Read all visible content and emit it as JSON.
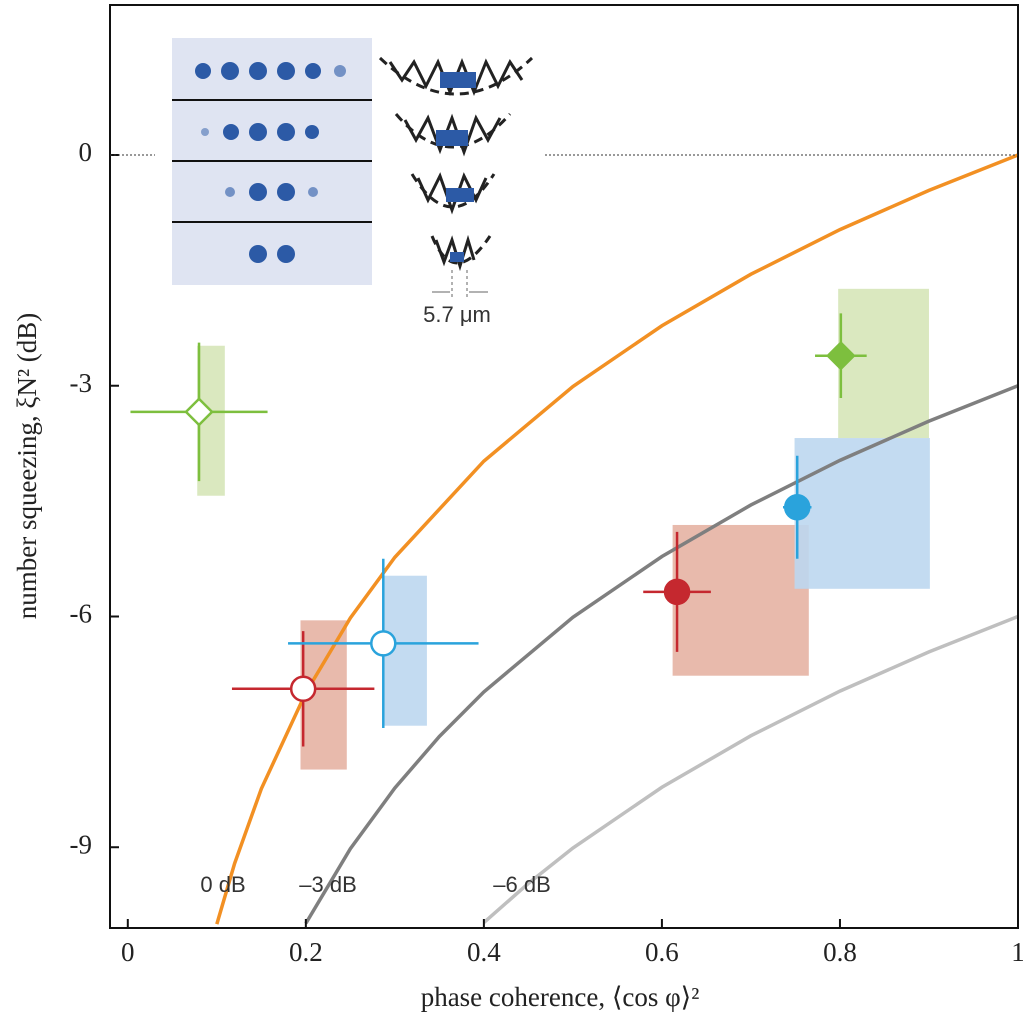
{
  "chart_data": {
    "type": "scatter",
    "xlabel": "phase coherence, ⟨cos φ⟩²",
    "ylabel": "number squeezing, ξN² (dB)",
    "xlim": [
      -0.02,
      1.0
    ],
    "xticks": [
      0,
      0.2,
      0.4,
      0.6,
      0.8,
      1
    ],
    "ylim": [
      -10.05,
      1.95
    ],
    "yticks": [
      -9,
      -6,
      -3,
      0
    ],
    "inset_label": "5.7 μm",
    "curves": [
      {
        "label": "0 dB",
        "color": "#f29023",
        "x": [
          0.1,
          0.12,
          0.15,
          0.2,
          0.25,
          0.3,
          0.4,
          0.5,
          0.6,
          0.7,
          0.8,
          0.9,
          1.0
        ],
        "values": [
          -10,
          -9.21,
          -8.24,
          -6.99,
          -6.02,
          -5.23,
          -3.98,
          -3.01,
          -2.22,
          -1.55,
          -0.97,
          -0.46,
          0
        ]
      },
      {
        "label": "–3 dB",
        "color": "#7f7f7f",
        "x": [
          0.2,
          0.25,
          0.3,
          0.35,
          0.4,
          0.5,
          0.6,
          0.7,
          0.8,
          0.9,
          1.0
        ],
        "values": [
          -9.99,
          -9.02,
          -8.23,
          -7.56,
          -6.98,
          -6.01,
          -5.22,
          -4.55,
          -3.97,
          -3.46,
          -3.0
        ]
      },
      {
        "label": "–6 dB",
        "color": "#bfbfbf",
        "x": [
          0.4,
          0.45,
          0.5,
          0.6,
          0.7,
          0.8,
          0.9,
          1.0
        ],
        "values": [
          -9.98,
          -9.47,
          -9.01,
          -8.22,
          -7.55,
          -6.97,
          -6.46,
          -6.0
        ]
      }
    ],
    "points": [
      {
        "marker": "diamond",
        "filled": false,
        "color": "#7dbf3e",
        "box_color": "#d6e6b8",
        "x": 0.08,
        "y": -3.34,
        "xerr": 0.077,
        "yerr": 0.9,
        "box_x": [
          0.078,
          0.109
        ],
        "box_y": [
          -4.43,
          -2.48
        ]
      },
      {
        "marker": "circle",
        "filled": false,
        "color": "#c5282f",
        "box_color": "#e5b3a3",
        "x": 0.197,
        "y": -6.94,
        "xerr": 0.08,
        "yerr": 0.75,
        "box_x": [
          0.194,
          0.246
        ],
        "box_y": [
          -7.99,
          -6.05
        ]
      },
      {
        "marker": "circle",
        "filled": false,
        "color": "#2aa3dc",
        "box_color": "#bcd7ef",
        "x": 0.287,
        "y": -6.35,
        "xerr": 0.107,
        "yerr": 1.1,
        "box_x": [
          0.287,
          0.336
        ],
        "box_y": [
          -7.42,
          -5.47
        ]
      },
      {
        "marker": "circle",
        "filled": true,
        "color": "#c5282f",
        "box_color": "#e5b3a3",
        "x": 0.617,
        "y": -5.68,
        "xerr": 0.038,
        "yerr": 0.78,
        "box_x": [
          0.612,
          0.765
        ],
        "box_y": [
          -6.77,
          -4.81
        ]
      },
      {
        "marker": "circle",
        "filled": true,
        "color": "#2aa3dc",
        "box_color": "#bcd7ef",
        "x": 0.752,
        "y": -4.58,
        "xerr": 0.016,
        "yerr": 0.67,
        "box_x": [
          0.749,
          0.901
        ],
        "box_y": [
          -5.64,
          -3.68
        ]
      },
      {
        "marker": "diamond",
        "filled": true,
        "color": "#7dbf3e",
        "box_color": "#d6e6b8",
        "x": 0.801,
        "y": -2.61,
        "xerr": 0.029,
        "yerr": 0.55,
        "box_x": [
          0.798,
          0.9
        ],
        "box_y": [
          -3.68,
          -1.74
        ]
      }
    ]
  }
}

══════════

From the data, list each line in which the string "xerr" appears.

        "xerr": 0.077,
        "xerr": 0.08,
        "xerr": 0.107,
        "xerr": 0.038,
        "xerr": 0.016,
        "xerr": 0.029,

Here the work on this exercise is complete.